WHAT YOU ARE ASKED TO DO:
Copy whichever lines contain the string "Parse".

DATA FOR PROCESSING:
================================

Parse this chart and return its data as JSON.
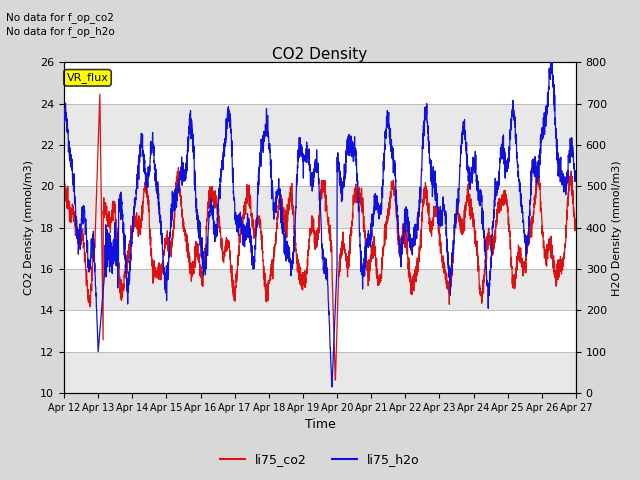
{
  "title": "CO2 Density",
  "xlabel": "Time",
  "ylabel_left": "CO2 Density (mmol/m3)",
  "ylabel_right": "H2O Density (mmol/m3)",
  "ylim_left": [
    10,
    26
  ],
  "ylim_right": [
    0,
    800
  ],
  "yticks_left": [
    10,
    12,
    14,
    16,
    18,
    20,
    22,
    24,
    26
  ],
  "yticks_right": [
    0,
    100,
    200,
    300,
    400,
    500,
    600,
    700,
    800
  ],
  "xtick_labels": [
    "Apr 12",
    "Apr 13",
    "Apr 14",
    "Apr 15",
    "Apr 16",
    "Apr 17",
    "Apr 18",
    "Apr 19",
    "Apr 20",
    "Apr 21",
    "Apr 22",
    "Apr 23",
    "Apr 24",
    "Apr 25",
    "Apr 26",
    "Apr 27"
  ],
  "text_no_data_co2": "No data for f_op_co2",
  "text_no_data_h2o": "No data for f_op_h2o",
  "legend_label_co2": "li75_co2",
  "legend_label_h2o": "li75_h2o",
  "color_co2": "#dd1111",
  "color_h2o": "#1111dd",
  "vr_flux_box_color": "#ffff00",
  "vr_flux_text": "VR_flux",
  "background_color": "#d8d8d8",
  "plot_bg_color": "#ffffff",
  "band_color": "#e8e8e8",
  "linewidth": 0.9
}
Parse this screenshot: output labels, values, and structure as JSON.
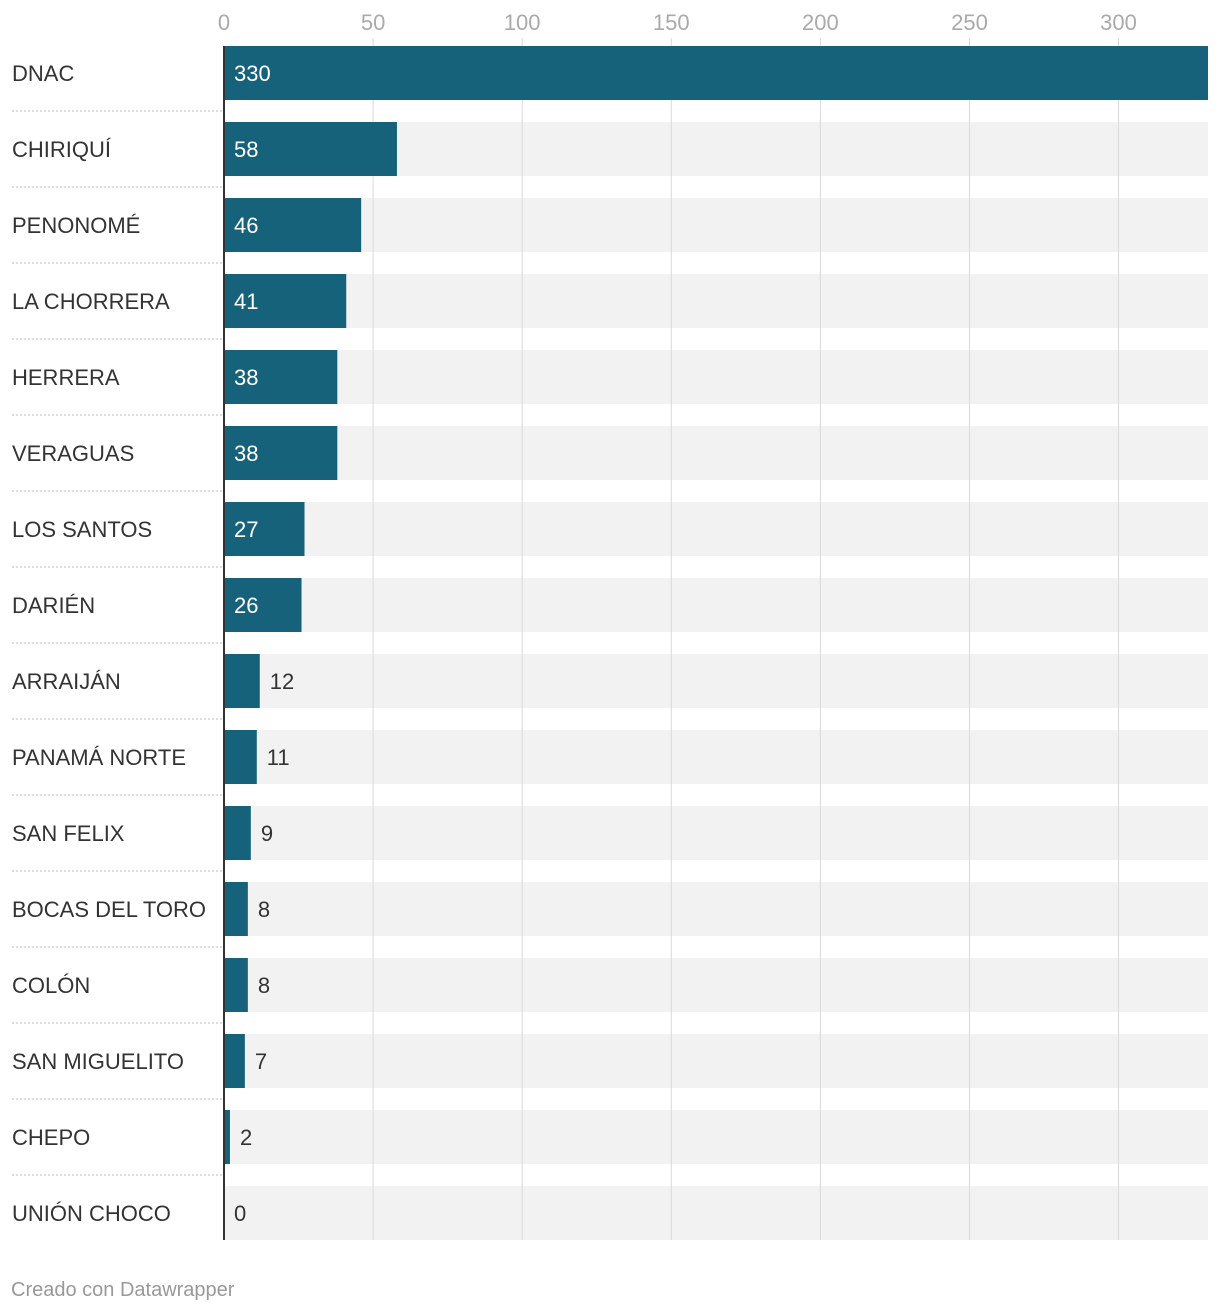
{
  "chart_data": {
    "type": "bar",
    "orientation": "horizontal",
    "categories": [
      "DNAC",
      "CHIRIQUÍ",
      "PENONOMÉ",
      "LA CHORRERA",
      "HERRERA",
      "VERAGUAS",
      "LOS SANTOS",
      "DARIÉN",
      "ARRAIJÁN",
      "PANAMÁ NORTE",
      "SAN FELIX",
      "BOCAS DEL TORO",
      "COLÓN",
      "SAN MIGUELITO",
      "CHEPO",
      "UNIÓN CHOCO"
    ],
    "values": [
      330,
      58,
      46,
      41,
      38,
      38,
      27,
      26,
      12,
      11,
      9,
      8,
      8,
      7,
      2,
      0
    ],
    "x_ticks": [
      0,
      50,
      100,
      150,
      200,
      250,
      300
    ],
    "xlim": [
      0,
      330
    ],
    "grid": true,
    "xlabel": "",
    "ylabel": "",
    "title": "",
    "colors": {
      "bar": "#17627b",
      "track": "#f2f2f2",
      "grid": "#d9d9d9",
      "label": "#333333",
      "tick": "#aaaaaa",
      "value_inside": "#ffffff",
      "value_outside": "#333333"
    }
  },
  "footer": {
    "credit": "Creado con Datawrapper"
  }
}
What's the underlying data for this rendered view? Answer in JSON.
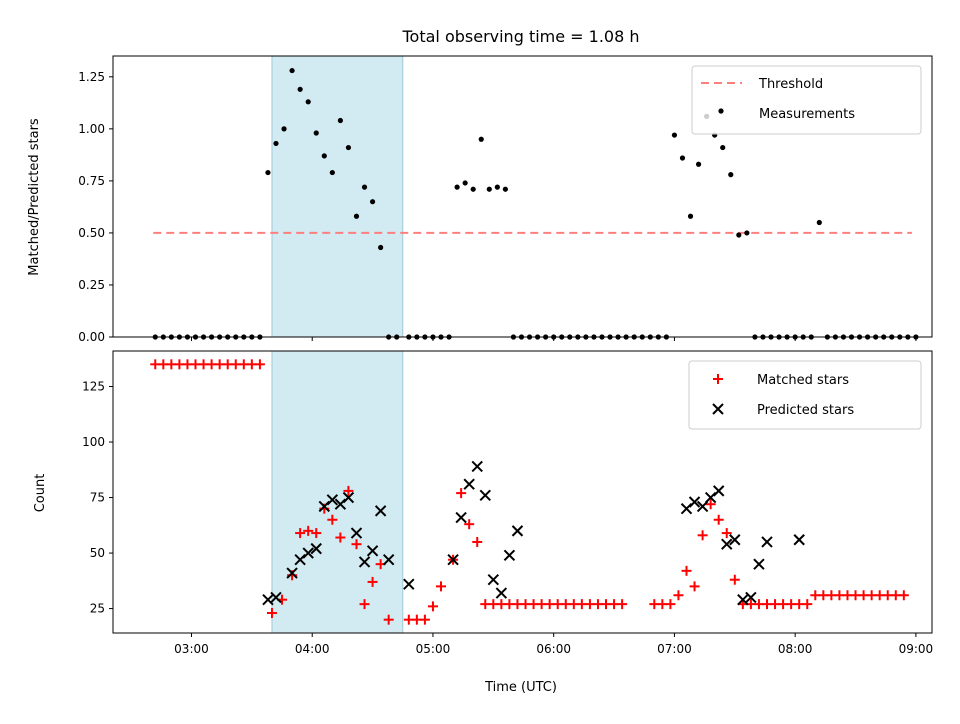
{
  "chart_data": {
    "title": "Total observing time = 1.08 h",
    "highlight_span": [
      "03:40",
      "04:45"
    ],
    "x_ticks": [
      "03:00",
      "04:00",
      "05:00",
      "06:00",
      "07:00",
      "08:00",
      "09:00"
    ],
    "xlim": [
      "02:21",
      "09:08"
    ],
    "xlabel": "Time (UTC)",
    "panels": [
      {
        "type": "scatter",
        "ylabel": "Matched/Predicted stars",
        "ylim": [
          0,
          1.35
        ],
        "y_ticks": [
          "0.00",
          "0.25",
          "0.50",
          "0.75",
          "1.00",
          "1.25"
        ],
        "y_tick_values": [
          0,
          0.25,
          0.5,
          0.75,
          1.0,
          1.25
        ],
        "legend_position": "top-right",
        "threshold": {
          "name": "Threshold",
          "value": 0.5,
          "from": "02:41",
          "to": "08:58",
          "color": "#ff7f7f"
        },
        "series": [
          {
            "name": "Measurements",
            "color": "#000000",
            "x": [
              "02:42",
              "02:46",
              "02:50",
              "02:54",
              "02:58",
              "03:02",
              "03:06",
              "03:10",
              "03:14",
              "03:18",
              "03:22",
              "03:26",
              "03:30",
              "03:34",
              "03:38",
              "03:42",
              "03:46",
              "03:50",
              "03:54",
              "03:58",
              "04:02",
              "04:06",
              "04:10",
              "04:14",
              "04:18",
              "04:22",
              "04:26",
              "04:30",
              "04:34",
              "04:38",
              "04:42",
              "04:48",
              "04:52",
              "04:56",
              "05:00",
              "05:04",
              "05:08",
              "05:12",
              "05:16",
              "05:20",
              "05:24",
              "05:28",
              "05:32",
              "05:36",
              "05:40",
              "05:44",
              "05:48",
              "05:52",
              "05:56",
              "06:00",
              "06:04",
              "06:08",
              "06:12",
              "06:16",
              "06:20",
              "06:24",
              "06:28",
              "06:32",
              "06:36",
              "06:40",
              "06:44",
              "06:48",
              "06:52",
              "06:56",
              "07:00",
              "07:04",
              "07:08",
              "07:12",
              "07:16",
              "07:20",
              "07:24",
              "07:28",
              "07:32",
              "07:36",
              "07:40",
              "07:44",
              "07:48",
              "07:52",
              "07:56",
              "08:00",
              "08:04",
              "08:08",
              "08:12",
              "08:16",
              "08:20",
              "08:24",
              "08:28",
              "08:32",
              "08:36",
              "08:40",
              "08:44",
              "08:48",
              "08:52",
              "08:56",
              "09:00"
            ],
            "y": [
              0,
              0,
              0,
              0,
              0,
              0,
              0,
              0,
              0,
              0,
              0,
              0,
              0,
              0,
              0.79,
              0.93,
              1.0,
              1.28,
              1.19,
              1.13,
              0.98,
              0.87,
              0.79,
              1.04,
              0.91,
              0.58,
              0.72,
              0.65,
              0.43,
              0,
              0,
              0,
              0,
              0,
              0,
              0,
              0,
              0.72,
              0.74,
              0.71,
              0.95,
              0.71,
              0.72,
              0.71,
              0,
              0,
              0,
              0,
              0,
              0,
              0,
              0,
              0,
              0,
              0,
              0,
              0,
              0,
              0,
              0,
              0,
              0,
              0,
              0,
              0.97,
              0.86,
              0.58,
              0.83,
              1.06,
              0.97,
              0.91,
              0.78,
              0.49,
              0.5,
              0,
              0,
              0,
              0,
              0,
              0,
              0,
              0,
              0.55,
              0,
              0,
              0,
              0,
              0,
              0,
              0,
              0,
              0,
              0,
              0,
              0
            ]
          }
        ]
      },
      {
        "type": "scatter",
        "ylabel": "Count",
        "ylim": [
          14,
          141
        ],
        "y_ticks": [
          "25",
          "50",
          "75",
          "100",
          "125"
        ],
        "y_tick_values": [
          25,
          50,
          75,
          100,
          125
        ],
        "legend_position": "top-right",
        "series": [
          {
            "name": "Matched stars",
            "marker": "+",
            "color": "#ff0000",
            "x": [
              "02:42",
              "02:46",
              "02:50",
              "02:54",
              "02:58",
              "03:02",
              "03:06",
              "03:10",
              "03:14",
              "03:18",
              "03:22",
              "03:26",
              "03:30",
              "03:34",
              "03:40",
              "03:45",
              "03:50",
              "03:54",
              "03:58",
              "04:02",
              "04:06",
              "04:10",
              "04:14",
              "04:18",
              "04:22",
              "04:26",
              "04:30",
              "04:34",
              "04:38",
              "04:48",
              "04:52",
              "04:56",
              "05:00",
              "05:04",
              "05:10",
              "05:14",
              "05:18",
              "05:22",
              "05:26",
              "05:30",
              "05:34",
              "05:38",
              "05:42",
              "05:46",
              "05:50",
              "05:54",
              "05:58",
              "06:02",
              "06:06",
              "06:10",
              "06:14",
              "06:18",
              "06:22",
              "06:26",
              "06:30",
              "06:34",
              "06:50",
              "06:54",
              "06:58",
              "07:02",
              "07:06",
              "07:10",
              "07:14",
              "07:18",
              "07:22",
              "07:26",
              "07:30",
              "07:34",
              "07:38",
              "07:42",
              "07:46",
              "07:50",
              "07:54",
              "07:58",
              "08:02",
              "08:06",
              "08:10",
              "08:14",
              "08:18",
              "08:22",
              "08:26",
              "08:30",
              "08:34",
              "08:38",
              "08:42",
              "08:46",
              "08:50",
              "08:54"
            ],
            "y": [
              135,
              135,
              135,
              135,
              135,
              135,
              135,
              135,
              135,
              135,
              135,
              135,
              135,
              135,
              23,
              29,
              40,
              59,
              60,
              59,
              70,
              65,
              57,
              78,
              54,
              27,
              37,
              45,
              20,
              20,
              20,
              20,
              26,
              35,
              47,
              77,
              63,
              55,
              27,
              27,
              27,
              27,
              27,
              27,
              27,
              27,
              27,
              27,
              27,
              27,
              27,
              27,
              27,
              27,
              27,
              27,
              27,
              27,
              27,
              31,
              42,
              35,
              58,
              72,
              65,
              59,
              38,
              27,
              27,
              27,
              27,
              27,
              27,
              27,
              27,
              27,
              31,
              31,
              31,
              31,
              31,
              31,
              31,
              31,
              31,
              31,
              31,
              31
            ]
          },
          {
            "name": "Predicted stars",
            "marker": "x",
            "color": "#000000",
            "x": [
              "03:38",
              "03:42",
              "03:50",
              "03:54",
              "03:58",
              "04:02",
              "04:06",
              "04:10",
              "04:14",
              "04:18",
              "04:22",
              "04:26",
              "04:30",
              "04:34",
              "04:38",
              "04:48",
              "05:10",
              "05:14",
              "05:18",
              "05:22",
              "05:26",
              "05:30",
              "05:34",
              "05:38",
              "05:42",
              "07:06",
              "07:10",
              "07:14",
              "07:18",
              "07:22",
              "07:26",
              "07:30",
              "07:34",
              "07:38",
              "07:42",
              "07:46",
              "08:02"
            ],
            "y": [
              29,
              30,
              41,
              47,
              50,
              52,
              71,
              74,
              72,
              75,
              59,
              46,
              51,
              69,
              47,
              36,
              47,
              66,
              81,
              89,
              76,
              38,
              32,
              49,
              60,
              70,
              73,
              71,
              75,
              78,
              54,
              56,
              29,
              30,
              45,
              55,
              56
            ]
          }
        ]
      }
    ]
  }
}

================================

ANSWER IN FULL:
Parse this chart and return its data as JSON.
Parse this screenshot: output labels, values, and structure as JSON.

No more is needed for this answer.